EXERCISE BRIEF:
A verbatim copy of the records is required, with all pictures left out.

### DATASET RECORDS

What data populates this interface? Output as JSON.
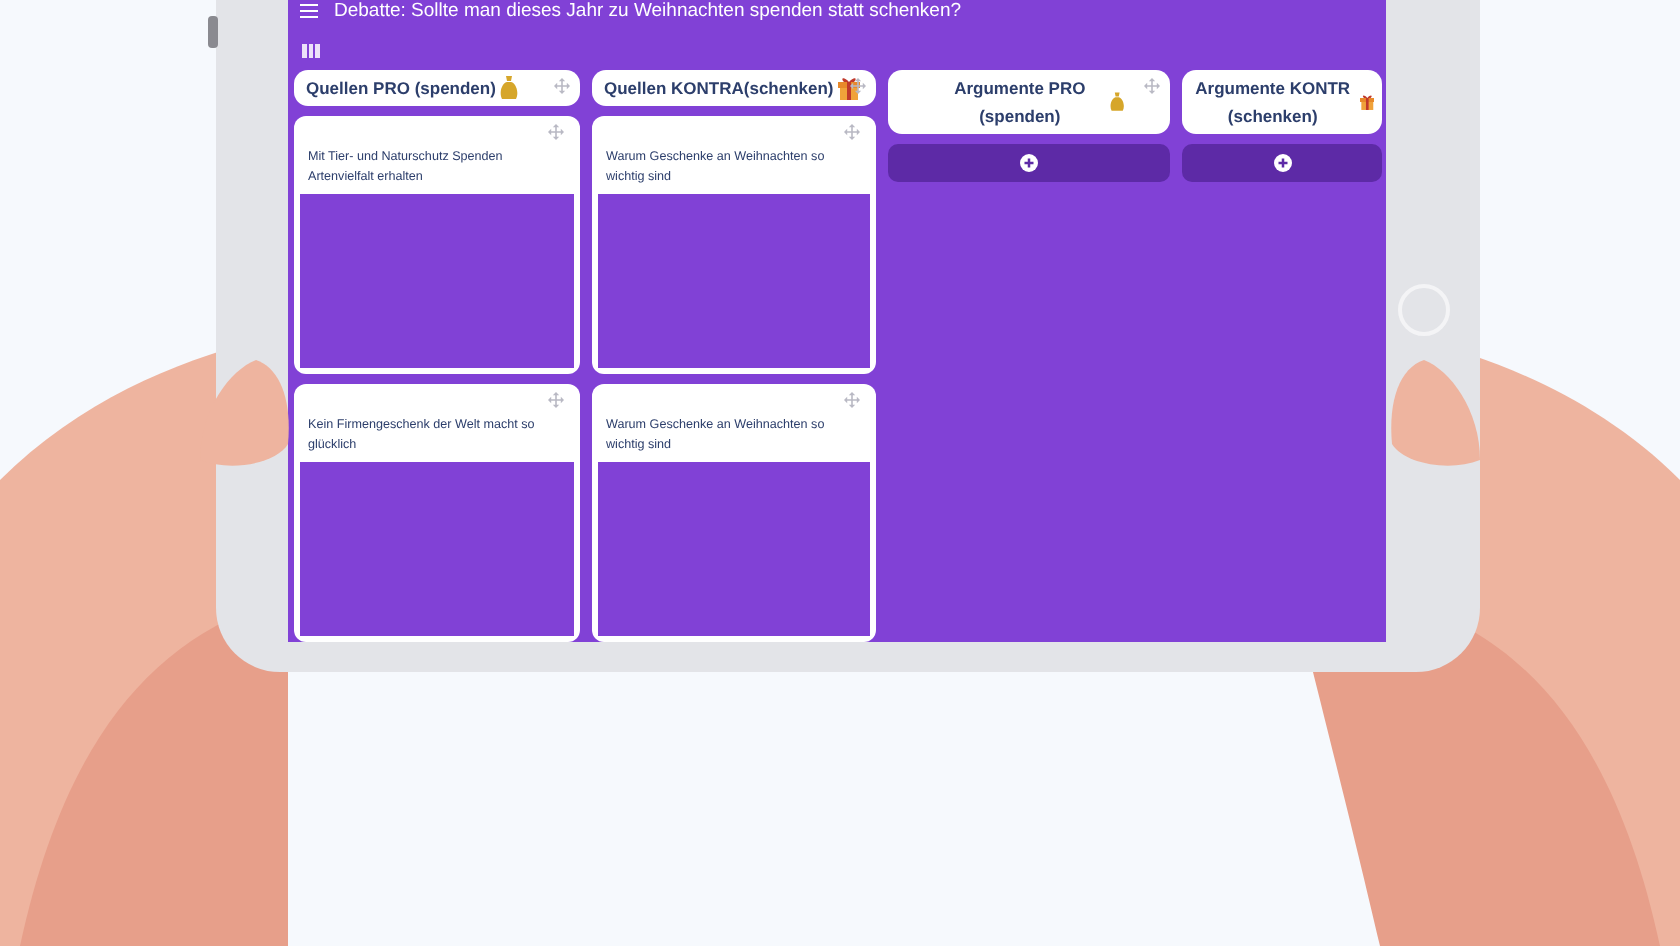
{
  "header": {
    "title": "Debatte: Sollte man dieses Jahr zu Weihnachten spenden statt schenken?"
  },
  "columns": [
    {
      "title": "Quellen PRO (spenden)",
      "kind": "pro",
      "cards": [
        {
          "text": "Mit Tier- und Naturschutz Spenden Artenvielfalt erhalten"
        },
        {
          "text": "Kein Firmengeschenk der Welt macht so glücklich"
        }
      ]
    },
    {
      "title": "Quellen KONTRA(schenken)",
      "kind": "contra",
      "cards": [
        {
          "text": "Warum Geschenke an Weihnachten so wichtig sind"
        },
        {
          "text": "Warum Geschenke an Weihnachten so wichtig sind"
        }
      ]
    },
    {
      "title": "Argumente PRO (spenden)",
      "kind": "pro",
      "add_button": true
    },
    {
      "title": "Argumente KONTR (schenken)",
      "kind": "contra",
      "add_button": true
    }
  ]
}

######

OUTPUT:
What data populates this interface? Output as JSON.
{
  "header": {
    "title": "Debatte: Sollte man dieses Jahr zu Weihnachten spenden statt schenken?"
  },
  "columns": [
    {
      "title": "Quellen PRO (spenden)",
      "kind": "pro",
      "cards": [
        {
          "text": "Mit Tier- und Naturschutz Spenden Artenvielfalt erhalten"
        },
        {
          "text": "Kein Firmengeschenk der Welt macht so glücklich"
        }
      ]
    },
    {
      "title": "Quellen KONTRA(schenken)",
      "kind": "contra",
      "cards": [
        {
          "text": "Warum Geschenke an Weihnachten so wichtig sind"
        },
        {
          "text": "Warum Geschenke an Weihnachten so wichtig sind"
        }
      ]
    },
    {
      "title": "Argumente PRO (spenden)",
      "kind": "pro",
      "add_button": true
    },
    {
      "title": "Argumente KONTR (schenken)",
      "kind": "contra",
      "add_button": true
    }
  ]
}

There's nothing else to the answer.